>> START
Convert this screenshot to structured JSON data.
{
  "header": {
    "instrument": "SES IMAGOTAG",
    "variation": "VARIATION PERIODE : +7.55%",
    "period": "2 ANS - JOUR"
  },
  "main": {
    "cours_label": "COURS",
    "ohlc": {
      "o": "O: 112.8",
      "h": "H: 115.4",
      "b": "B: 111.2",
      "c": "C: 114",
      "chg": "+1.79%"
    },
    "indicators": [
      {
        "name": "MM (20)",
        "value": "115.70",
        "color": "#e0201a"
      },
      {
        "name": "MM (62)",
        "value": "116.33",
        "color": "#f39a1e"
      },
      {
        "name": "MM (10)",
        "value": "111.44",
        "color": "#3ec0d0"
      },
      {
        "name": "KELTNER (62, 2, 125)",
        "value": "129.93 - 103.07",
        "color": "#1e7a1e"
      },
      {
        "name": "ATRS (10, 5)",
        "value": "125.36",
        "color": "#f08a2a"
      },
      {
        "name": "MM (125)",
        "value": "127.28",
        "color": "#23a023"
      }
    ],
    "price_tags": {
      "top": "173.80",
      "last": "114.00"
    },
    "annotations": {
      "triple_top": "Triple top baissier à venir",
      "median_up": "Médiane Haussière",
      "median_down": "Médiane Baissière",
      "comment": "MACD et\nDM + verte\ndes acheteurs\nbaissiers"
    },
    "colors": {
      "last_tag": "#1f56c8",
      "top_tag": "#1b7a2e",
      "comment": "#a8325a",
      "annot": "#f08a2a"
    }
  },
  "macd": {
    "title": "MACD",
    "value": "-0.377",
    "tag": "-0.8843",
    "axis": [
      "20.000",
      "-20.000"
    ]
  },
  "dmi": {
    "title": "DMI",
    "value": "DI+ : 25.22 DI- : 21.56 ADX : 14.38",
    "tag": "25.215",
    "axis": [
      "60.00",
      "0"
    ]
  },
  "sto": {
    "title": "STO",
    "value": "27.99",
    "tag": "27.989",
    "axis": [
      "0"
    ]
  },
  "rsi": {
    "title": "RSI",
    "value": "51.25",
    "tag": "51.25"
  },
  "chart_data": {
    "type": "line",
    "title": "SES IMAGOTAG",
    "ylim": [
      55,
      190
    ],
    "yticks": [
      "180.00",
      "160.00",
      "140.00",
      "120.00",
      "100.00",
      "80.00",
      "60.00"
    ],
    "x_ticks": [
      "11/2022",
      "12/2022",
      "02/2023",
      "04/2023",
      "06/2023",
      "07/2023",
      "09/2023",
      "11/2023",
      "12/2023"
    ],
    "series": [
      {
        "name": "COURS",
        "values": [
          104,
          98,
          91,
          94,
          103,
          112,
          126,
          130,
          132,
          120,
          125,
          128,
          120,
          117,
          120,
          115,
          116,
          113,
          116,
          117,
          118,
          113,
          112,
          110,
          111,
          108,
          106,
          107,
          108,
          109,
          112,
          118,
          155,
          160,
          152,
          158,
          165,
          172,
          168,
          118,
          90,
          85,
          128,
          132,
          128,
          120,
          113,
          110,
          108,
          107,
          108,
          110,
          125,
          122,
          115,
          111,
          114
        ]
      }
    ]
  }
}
>> END
TASK DIRECTIONS:
All of the lines above must be returned exactly.

SOLUTION:
Convert this screenshot to structured JSON data.
{
  "header": {
    "instrument": "SES IMAGOTAG",
    "variation": "VARIATION PERIODE : +7.55%",
    "period": "2 ANS - JOUR"
  },
  "main": {
    "cours_label": "COURS",
    "ohlc": {
      "o": "O: 112.8",
      "h": "H: 115.4",
      "b": "B: 111.2",
      "c": "C: 114",
      "chg": "+1.79%"
    },
    "indicators": [
      {
        "name": "MM (20)",
        "value": "115.70",
        "color": "#e0201a"
      },
      {
        "name": "MM (62)",
        "value": "116.33",
        "color": "#f39a1e"
      },
      {
        "name": "MM (10)",
        "value": "111.44",
        "color": "#3ec0d0"
      },
      {
        "name": "KELTNER (62, 2, 125)",
        "value": "129.93 - 103.07",
        "color": "#1e7a1e"
      },
      {
        "name": "ATRS (10, 5)",
        "value": "125.36",
        "color": "#f08a2a"
      },
      {
        "name": "MM (125)",
        "value": "127.28",
        "color": "#23a023"
      }
    ],
    "price_tags": {
      "top": "173.80",
      "last": "114.00"
    },
    "annotations": {
      "triple_top": "Triple top baissier à venir",
      "median_up": "Médiane Haussière",
      "median_down": "Médiane Baissière",
      "comment": "MACD et\nDM + verte\ndes acheteurs\nbaissiers"
    },
    "colors": {
      "last_tag": "#1f56c8",
      "top_tag": "#1b7a2e",
      "comment": "#a8325a",
      "annot": "#f08a2a"
    }
  },
  "macd": {
    "title": "MACD",
    "value": "-0.377",
    "tag": "-0.8843",
    "axis": [
      "20.000",
      "-20.000"
    ]
  },
  "dmi": {
    "title": "DMI",
    "value": "DI+ : 25.22 DI- : 21.56 ADX : 14.38",
    "tag": "25.215",
    "axis": [
      "60.00",
      "0"
    ]
  },
  "sto": {
    "title": "STO",
    "value": "27.99",
    "tag": "27.989",
    "axis": [
      "0"
    ]
  },
  "rsi": {
    "title": "RSI",
    "value": "51.25",
    "tag": "51.25"
  },
  "chart_data": {
    "type": "line",
    "title": "SES IMAGOTAG",
    "ylim": [
      55,
      190
    ],
    "yticks": [
      "180.00",
      "160.00",
      "140.00",
      "120.00",
      "100.00",
      "80.00",
      "60.00"
    ],
    "x_ticks": [
      "11/2022",
      "12/2022",
      "02/2023",
      "04/2023",
      "06/2023",
      "07/2023",
      "09/2023",
      "11/2023",
      "12/2023"
    ],
    "series": [
      {
        "name": "COURS",
        "values": [
          104,
          98,
          91,
          94,
          103,
          112,
          126,
          130,
          132,
          120,
          125,
          128,
          120,
          117,
          120,
          115,
          116,
          113,
          116,
          117,
          118,
          113,
          112,
          110,
          111,
          108,
          106,
          107,
          108,
          109,
          112,
          118,
          155,
          160,
          152,
          158,
          165,
          172,
          168,
          118,
          90,
          85,
          128,
          132,
          128,
          120,
          113,
          110,
          108,
          107,
          108,
          110,
          125,
          122,
          115,
          111,
          114
        ]
      }
    ]
  }
}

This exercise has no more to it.